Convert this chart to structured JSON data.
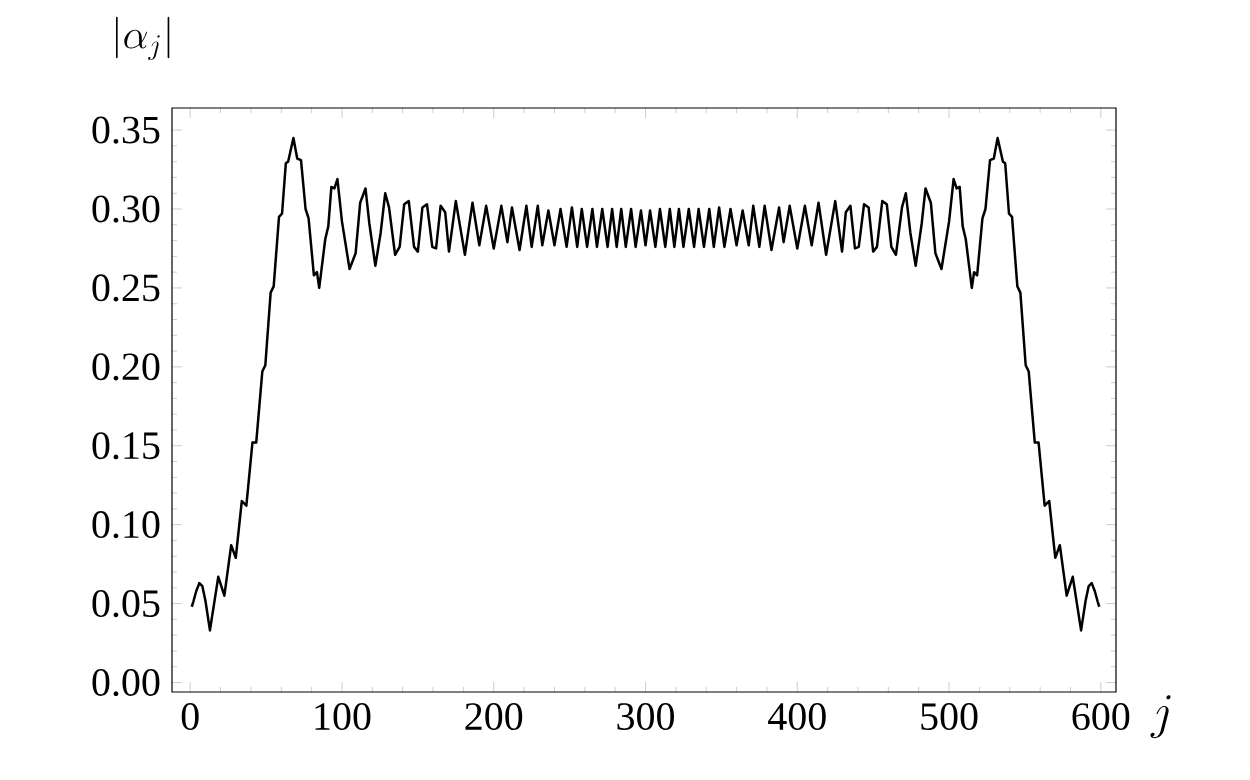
{
  "chart_data": {
    "type": "line",
    "xlabel": "j",
    "ylabel": "|\\alpha_j|",
    "xlim": [
      -12,
      610
    ],
    "ylim": [
      -0.006,
      0.364
    ],
    "xticks": [
      0,
      100,
      200,
      300,
      400,
      500,
      600
    ],
    "yticks": [
      {
        "value": 0,
        "label": "0.00"
      },
      {
        "value": 0.05,
        "label": "0.05"
      },
      {
        "value": 0.1,
        "label": "0.10"
      },
      {
        "value": 0.15,
        "label": "0.15"
      },
      {
        "value": 0.2,
        "label": "0.20"
      },
      {
        "value": 0.25,
        "label": "0.25"
      },
      {
        "value": 0.3,
        "label": "0.30"
      },
      {
        "value": 0.35,
        "label": "0.35"
      }
    ],
    "grid": false,
    "marker": "none",
    "line_style": "solid",
    "series": [
      {
        "color": "#000000",
        "x": [
          1,
          2,
          4,
          6,
          8,
          10,
          13,
          18.5,
          22.5,
          27,
          30,
          34,
          37,
          41,
          43.5,
          47.5,
          49.5,
          53,
          55,
          58.5,
          60.5,
          63,
          64.5,
          68,
          70.5,
          73,
          76,
          78,
          81.5,
          83.5,
          85,
          89,
          91,
          93,
          95,
          97,
          100,
          105,
          109,
          112,
          115.5,
          118,
          122,
          125.5,
          128.5,
          131,
          135,
          138,
          141,
          144,
          147.5,
          150,
          153,
          156,
          159.5,
          162,
          165,
          168,
          170.5,
          175,
          181,
          186,
          190.5,
          195,
          200,
          205,
          209,
          212,
          217,
          221.5,
          225,
          229,
          232,
          236,
          240,
          244,
          248,
          251.5,
          255,
          258,
          261.5,
          265,
          268,
          271.5,
          275,
          278,
          281,
          284,
          287,
          290.5,
          293.5,
          297,
          300,
          303,
          306.5,
          309.5,
          313,
          316,
          319,
          322,
          325,
          328.5,
          332,
          335,
          338.5,
          342,
          345,
          348.5,
          352,
          356,
          360,
          364,
          368,
          371,
          375,
          378.5,
          383,
          388,
          391,
          395,
          400,
          405,
          409.5,
          414,
          419,
          425,
          429.5,
          432,
          435,
          438,
          440.5,
          444,
          447,
          450,
          452.5,
          456,
          459,
          462,
          465,
          469,
          471.5,
          474.5,
          478,
          482,
          484.5,
          488,
          491,
          495,
          500,
          503,
          505,
          507,
          509,
          511,
          515,
          516.5,
          518.5,
          522,
          524,
          527,
          529.5,
          532,
          535.5,
          537,
          539.5,
          541.5,
          545,
          547,
          550.5,
          552.5,
          556.5,
          559,
          563,
          566,
          570,
          573,
          577.5,
          581.5,
          587,
          590,
          592,
          594,
          596,
          598,
          599
        ],
        "values": [
          0.048,
          0.051,
          0.058,
          0.063,
          0.061,
          0.052,
          0.033,
          0.067,
          0.055,
          0.087,
          0.079,
          0.115,
          0.112,
          0.152,
          0.152,
          0.197,
          0.201,
          0.247,
          0.251,
          0.295,
          0.297,
          0.329,
          0.33,
          0.345,
          0.332,
          0.331,
          0.3,
          0.294,
          0.258,
          0.26,
          0.25,
          0.281,
          0.289,
          0.314,
          0.313,
          0.319,
          0.292,
          0.262,
          0.272,
          0.304,
          0.313,
          0.291,
          0.264,
          0.285,
          0.31,
          0.301,
          0.271,
          0.276,
          0.303,
          0.305,
          0.276,
          0.273,
          0.301,
          0.303,
          0.276,
          0.275,
          0.302,
          0.298,
          0.273,
          0.305,
          0.271,
          0.304,
          0.277,
          0.302,
          0.275,
          0.302,
          0.279,
          0.301,
          0.274,
          0.302,
          0.276,
          0.302,
          0.277,
          0.299,
          0.277,
          0.3,
          0.276,
          0.301,
          0.276,
          0.3,
          0.276,
          0.3,
          0.276,
          0.3,
          0.276,
          0.3,
          0.276,
          0.3,
          0.276,
          0.3,
          0.276,
          0.299,
          0.277,
          0.299,
          0.276,
          0.3,
          0.276,
          0.3,
          0.276,
          0.3,
          0.276,
          0.3,
          0.276,
          0.3,
          0.276,
          0.3,
          0.276,
          0.301,
          0.276,
          0.3,
          0.277,
          0.299,
          0.277,
          0.302,
          0.276,
          0.302,
          0.274,
          0.301,
          0.279,
          0.302,
          0.275,
          0.302,
          0.277,
          0.304,
          0.271,
          0.305,
          0.273,
          0.298,
          0.302,
          0.275,
          0.276,
          0.303,
          0.301,
          0.273,
          0.276,
          0.305,
          0.303,
          0.276,
          0.271,
          0.301,
          0.31,
          0.285,
          0.264,
          0.291,
          0.313,
          0.304,
          0.272,
          0.262,
          0.292,
          0.319,
          0.313,
          0.314,
          0.289,
          0.281,
          0.25,
          0.26,
          0.258,
          0.294,
          0.3,
          0.331,
          0.332,
          0.345,
          0.33,
          0.329,
          0.297,
          0.295,
          0.251,
          0.247,
          0.201,
          0.197,
          0.152,
          0.152,
          0.112,
          0.115,
          0.079,
          0.087,
          0.055,
          0.067,
          0.033,
          0.052,
          0.061,
          0.063,
          0.058,
          0.051,
          0.048
        ]
      }
    ]
  }
}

Your instructions → Reproduce the full listing above verbatim, with no pictures included.

Exercise response →
Convert this chart to structured JSON data.
{
  "chart_data": {
    "type": "line",
    "xlabel": "j",
    "ylabel": "|\\alpha_j|",
    "xlim": [
      -12,
      610
    ],
    "ylim": [
      -0.006,
      0.364
    ],
    "xticks": [
      0,
      100,
      200,
      300,
      400,
      500,
      600
    ],
    "yticks": [
      {
        "value": 0,
        "label": "0.00"
      },
      {
        "value": 0.05,
        "label": "0.05"
      },
      {
        "value": 0.1,
        "label": "0.10"
      },
      {
        "value": 0.15,
        "label": "0.15"
      },
      {
        "value": 0.2,
        "label": "0.20"
      },
      {
        "value": 0.25,
        "label": "0.25"
      },
      {
        "value": 0.3,
        "label": "0.30"
      },
      {
        "value": 0.35,
        "label": "0.35"
      }
    ],
    "grid": false,
    "marker": "none",
    "line_style": "solid",
    "series": [
      {
        "color": "#000000",
        "x": [
          1,
          2,
          4,
          6,
          8,
          10,
          13,
          18.5,
          22.5,
          27,
          30,
          34,
          37,
          41,
          43.5,
          47.5,
          49.5,
          53,
          55,
          58.5,
          60.5,
          63,
          64.5,
          68,
          70.5,
          73,
          76,
          78,
          81.5,
          83.5,
          85,
          89,
          91,
          93,
          95,
          97,
          100,
          105,
          109,
          112,
          115.5,
          118,
          122,
          125.5,
          128.5,
          131,
          135,
          138,
          141,
          144,
          147.5,
          150,
          153,
          156,
          159.5,
          162,
          165,
          168,
          170.5,
          175,
          181,
          186,
          190.5,
          195,
          200,
          205,
          209,
          212,
          217,
          221.5,
          225,
          229,
          232,
          236,
          240,
          244,
          248,
          251.5,
          255,
          258,
          261.5,
          265,
          268,
          271.5,
          275,
          278,
          281,
          284,
          287,
          290.5,
          293.5,
          297,
          300,
          303,
          306.5,
          309.5,
          313,
          316,
          319,
          322,
          325,
          328.5,
          332,
          335,
          338.5,
          342,
          345,
          348.5,
          352,
          356,
          360,
          364,
          368,
          371,
          375,
          378.5,
          383,
          388,
          391,
          395,
          400,
          405,
          409.5,
          414,
          419,
          425,
          429.5,
          432,
          435,
          438,
          440.5,
          444,
          447,
          450,
          452.5,
          456,
          459,
          462,
          465,
          469,
          471.5,
          474.5,
          478,
          482,
          484.5,
          488,
          491,
          495,
          500,
          503,
          505,
          507,
          509,
          511,
          515,
          516.5,
          518.5,
          522,
          524,
          527,
          529.5,
          532,
          535.5,
          537,
          539.5,
          541.5,
          545,
          547,
          550.5,
          552.5,
          556.5,
          559,
          563,
          566,
          570,
          573,
          577.5,
          581.5,
          587,
          590,
          592,
          594,
          596,
          598,
          599
        ],
        "values": [
          0.048,
          0.051,
          0.058,
          0.063,
          0.061,
          0.052,
          0.033,
          0.067,
          0.055,
          0.087,
          0.079,
          0.115,
          0.112,
          0.152,
          0.152,
          0.197,
          0.201,
          0.247,
          0.251,
          0.295,
          0.297,
          0.329,
          0.33,
          0.345,
          0.332,
          0.331,
          0.3,
          0.294,
          0.258,
          0.26,
          0.25,
          0.281,
          0.289,
          0.314,
          0.313,
          0.319,
          0.292,
          0.262,
          0.272,
          0.304,
          0.313,
          0.291,
          0.264,
          0.285,
          0.31,
          0.301,
          0.271,
          0.276,
          0.303,
          0.305,
          0.276,
          0.273,
          0.301,
          0.303,
          0.276,
          0.275,
          0.302,
          0.298,
          0.273,
          0.305,
          0.271,
          0.304,
          0.277,
          0.302,
          0.275,
          0.302,
          0.279,
          0.301,
          0.274,
          0.302,
          0.276,
          0.302,
          0.277,
          0.299,
          0.277,
          0.3,
          0.276,
          0.301,
          0.276,
          0.3,
          0.276,
          0.3,
          0.276,
          0.3,
          0.276,
          0.3,
          0.276,
          0.3,
          0.276,
          0.3,
          0.276,
          0.299,
          0.277,
          0.299,
          0.276,
          0.3,
          0.276,
          0.3,
          0.276,
          0.3,
          0.276,
          0.3,
          0.276,
          0.3,
          0.276,
          0.3,
          0.276,
          0.301,
          0.276,
          0.3,
          0.277,
          0.299,
          0.277,
          0.302,
          0.276,
          0.302,
          0.274,
          0.301,
          0.279,
          0.302,
          0.275,
          0.302,
          0.277,
          0.304,
          0.271,
          0.305,
          0.273,
          0.298,
          0.302,
          0.275,
          0.276,
          0.303,
          0.301,
          0.273,
          0.276,
          0.305,
          0.303,
          0.276,
          0.271,
          0.301,
          0.31,
          0.285,
          0.264,
          0.291,
          0.313,
          0.304,
          0.272,
          0.262,
          0.292,
          0.319,
          0.313,
          0.314,
          0.289,
          0.281,
          0.25,
          0.26,
          0.258,
          0.294,
          0.3,
          0.331,
          0.332,
          0.345,
          0.33,
          0.329,
          0.297,
          0.295,
          0.251,
          0.247,
          0.201,
          0.197,
          0.152,
          0.152,
          0.112,
          0.115,
          0.079,
          0.087,
          0.055,
          0.067,
          0.033,
          0.052,
          0.061,
          0.063,
          0.058,
          0.051,
          0.048
        ]
      }
    ]
  }
}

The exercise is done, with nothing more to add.